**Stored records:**
* * * * * * *

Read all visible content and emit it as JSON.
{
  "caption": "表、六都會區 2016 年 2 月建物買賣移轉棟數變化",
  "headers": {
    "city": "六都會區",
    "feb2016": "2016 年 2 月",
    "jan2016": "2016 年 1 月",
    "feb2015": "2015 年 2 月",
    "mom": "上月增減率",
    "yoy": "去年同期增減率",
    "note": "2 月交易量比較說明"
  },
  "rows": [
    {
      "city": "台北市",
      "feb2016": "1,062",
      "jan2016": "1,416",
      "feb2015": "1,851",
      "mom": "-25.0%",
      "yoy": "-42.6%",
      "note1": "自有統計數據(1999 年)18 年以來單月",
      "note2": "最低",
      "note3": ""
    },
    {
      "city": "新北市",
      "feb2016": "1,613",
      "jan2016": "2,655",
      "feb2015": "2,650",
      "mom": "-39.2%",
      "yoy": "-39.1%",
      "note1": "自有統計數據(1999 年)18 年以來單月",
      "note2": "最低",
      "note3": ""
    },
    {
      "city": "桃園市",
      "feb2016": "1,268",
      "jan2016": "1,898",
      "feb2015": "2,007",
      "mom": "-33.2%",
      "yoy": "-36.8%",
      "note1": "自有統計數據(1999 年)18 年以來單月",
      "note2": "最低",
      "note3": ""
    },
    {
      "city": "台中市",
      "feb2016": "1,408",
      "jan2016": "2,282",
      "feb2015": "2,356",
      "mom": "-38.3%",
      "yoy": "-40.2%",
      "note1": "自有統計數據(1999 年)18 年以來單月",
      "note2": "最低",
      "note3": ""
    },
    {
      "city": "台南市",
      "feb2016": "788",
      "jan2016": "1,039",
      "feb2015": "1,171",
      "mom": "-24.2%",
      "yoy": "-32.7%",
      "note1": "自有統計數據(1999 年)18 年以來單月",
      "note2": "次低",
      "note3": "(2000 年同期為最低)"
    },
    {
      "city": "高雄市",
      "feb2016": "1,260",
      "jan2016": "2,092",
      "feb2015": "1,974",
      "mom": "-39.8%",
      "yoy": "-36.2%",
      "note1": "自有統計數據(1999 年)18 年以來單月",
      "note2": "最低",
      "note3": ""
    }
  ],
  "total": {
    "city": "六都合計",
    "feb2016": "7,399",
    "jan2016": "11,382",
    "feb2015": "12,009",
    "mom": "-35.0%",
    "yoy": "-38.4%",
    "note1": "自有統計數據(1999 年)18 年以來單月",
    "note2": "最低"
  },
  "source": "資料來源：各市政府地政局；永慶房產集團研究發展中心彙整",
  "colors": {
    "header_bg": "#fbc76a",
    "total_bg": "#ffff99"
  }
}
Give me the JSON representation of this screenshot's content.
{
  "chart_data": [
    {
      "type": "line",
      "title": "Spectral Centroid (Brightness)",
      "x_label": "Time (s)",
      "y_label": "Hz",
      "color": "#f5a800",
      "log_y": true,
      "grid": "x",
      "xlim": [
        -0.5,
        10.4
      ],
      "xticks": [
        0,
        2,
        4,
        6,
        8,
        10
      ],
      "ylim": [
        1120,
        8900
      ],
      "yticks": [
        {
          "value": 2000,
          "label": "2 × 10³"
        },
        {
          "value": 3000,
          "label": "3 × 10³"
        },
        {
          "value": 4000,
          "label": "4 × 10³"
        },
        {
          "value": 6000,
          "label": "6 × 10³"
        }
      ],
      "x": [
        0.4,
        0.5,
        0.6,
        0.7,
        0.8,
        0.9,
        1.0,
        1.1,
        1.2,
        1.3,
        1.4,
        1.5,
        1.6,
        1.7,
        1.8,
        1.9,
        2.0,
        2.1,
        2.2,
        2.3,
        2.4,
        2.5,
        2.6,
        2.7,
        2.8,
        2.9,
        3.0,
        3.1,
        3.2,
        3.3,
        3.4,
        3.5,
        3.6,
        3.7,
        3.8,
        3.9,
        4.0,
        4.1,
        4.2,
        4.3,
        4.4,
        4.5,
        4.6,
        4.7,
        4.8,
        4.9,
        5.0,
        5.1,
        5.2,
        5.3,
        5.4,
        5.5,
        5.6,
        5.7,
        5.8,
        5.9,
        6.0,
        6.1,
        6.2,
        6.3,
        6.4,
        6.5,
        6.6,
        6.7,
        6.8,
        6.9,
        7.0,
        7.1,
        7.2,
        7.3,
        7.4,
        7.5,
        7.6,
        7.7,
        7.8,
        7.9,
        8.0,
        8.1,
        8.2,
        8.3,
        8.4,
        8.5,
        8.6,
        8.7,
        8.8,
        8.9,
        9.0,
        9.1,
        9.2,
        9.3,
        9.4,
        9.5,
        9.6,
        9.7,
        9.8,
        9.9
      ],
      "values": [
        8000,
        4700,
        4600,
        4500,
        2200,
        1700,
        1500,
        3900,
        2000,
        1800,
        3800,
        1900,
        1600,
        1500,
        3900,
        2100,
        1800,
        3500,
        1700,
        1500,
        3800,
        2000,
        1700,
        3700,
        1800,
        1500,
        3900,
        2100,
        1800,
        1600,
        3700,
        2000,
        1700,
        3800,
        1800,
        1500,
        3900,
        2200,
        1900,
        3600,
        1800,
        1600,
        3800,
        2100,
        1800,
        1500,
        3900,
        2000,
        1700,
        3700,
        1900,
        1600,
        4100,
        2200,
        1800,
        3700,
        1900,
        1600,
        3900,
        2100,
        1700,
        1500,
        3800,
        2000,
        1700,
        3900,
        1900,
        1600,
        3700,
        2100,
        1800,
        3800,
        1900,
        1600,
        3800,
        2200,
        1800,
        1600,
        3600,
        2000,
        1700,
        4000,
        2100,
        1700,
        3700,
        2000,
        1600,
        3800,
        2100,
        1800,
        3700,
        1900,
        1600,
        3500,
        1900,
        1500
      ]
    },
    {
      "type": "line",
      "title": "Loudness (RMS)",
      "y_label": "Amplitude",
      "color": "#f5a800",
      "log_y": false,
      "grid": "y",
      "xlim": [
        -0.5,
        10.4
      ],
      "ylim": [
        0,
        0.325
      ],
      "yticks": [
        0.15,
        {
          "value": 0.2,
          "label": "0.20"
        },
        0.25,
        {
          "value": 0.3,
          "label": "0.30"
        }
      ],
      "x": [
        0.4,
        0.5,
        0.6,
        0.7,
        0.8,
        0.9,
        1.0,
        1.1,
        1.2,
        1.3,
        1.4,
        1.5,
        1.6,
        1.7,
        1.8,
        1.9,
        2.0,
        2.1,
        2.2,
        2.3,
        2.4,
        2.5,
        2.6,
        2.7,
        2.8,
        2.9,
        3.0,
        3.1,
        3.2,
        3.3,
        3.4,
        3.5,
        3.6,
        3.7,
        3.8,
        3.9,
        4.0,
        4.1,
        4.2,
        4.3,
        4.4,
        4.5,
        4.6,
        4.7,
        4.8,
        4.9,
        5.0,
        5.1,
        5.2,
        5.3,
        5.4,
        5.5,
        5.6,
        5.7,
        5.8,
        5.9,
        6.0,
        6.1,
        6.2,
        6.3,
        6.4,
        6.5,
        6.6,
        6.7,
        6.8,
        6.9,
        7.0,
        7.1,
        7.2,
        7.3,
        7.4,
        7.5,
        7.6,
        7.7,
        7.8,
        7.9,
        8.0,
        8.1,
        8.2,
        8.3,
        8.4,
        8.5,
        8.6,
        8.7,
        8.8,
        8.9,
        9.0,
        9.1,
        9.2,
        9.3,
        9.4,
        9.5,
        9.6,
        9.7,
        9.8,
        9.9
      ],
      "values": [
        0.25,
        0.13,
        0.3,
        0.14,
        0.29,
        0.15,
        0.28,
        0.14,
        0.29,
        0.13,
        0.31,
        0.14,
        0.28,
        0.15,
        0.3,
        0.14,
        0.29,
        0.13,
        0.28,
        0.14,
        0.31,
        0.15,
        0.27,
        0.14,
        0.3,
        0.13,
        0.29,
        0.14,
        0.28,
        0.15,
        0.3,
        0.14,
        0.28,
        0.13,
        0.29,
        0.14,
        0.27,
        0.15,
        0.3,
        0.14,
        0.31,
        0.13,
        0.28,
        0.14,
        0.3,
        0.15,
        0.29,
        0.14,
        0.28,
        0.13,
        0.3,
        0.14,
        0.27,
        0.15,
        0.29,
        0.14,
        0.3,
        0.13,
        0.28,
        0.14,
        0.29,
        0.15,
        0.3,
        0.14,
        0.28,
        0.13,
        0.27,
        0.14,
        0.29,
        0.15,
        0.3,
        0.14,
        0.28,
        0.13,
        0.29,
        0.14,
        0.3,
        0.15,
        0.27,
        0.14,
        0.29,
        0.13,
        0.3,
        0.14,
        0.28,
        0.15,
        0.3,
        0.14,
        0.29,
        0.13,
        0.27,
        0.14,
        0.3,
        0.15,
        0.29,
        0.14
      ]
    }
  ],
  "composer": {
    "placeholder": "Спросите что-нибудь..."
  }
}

* * * * * * *

**AIM:**
Extract every line containing the string "city" from the data above.

**EXERCISE SOLUTION:**
    "city": "六都會區",
      "city": "台北市",
      "city": "新北市",
      "city": "桃園市",
      "city": "台中市",
      "city": "台南市",
      "city": "高雄市",
    "city": "六都合計",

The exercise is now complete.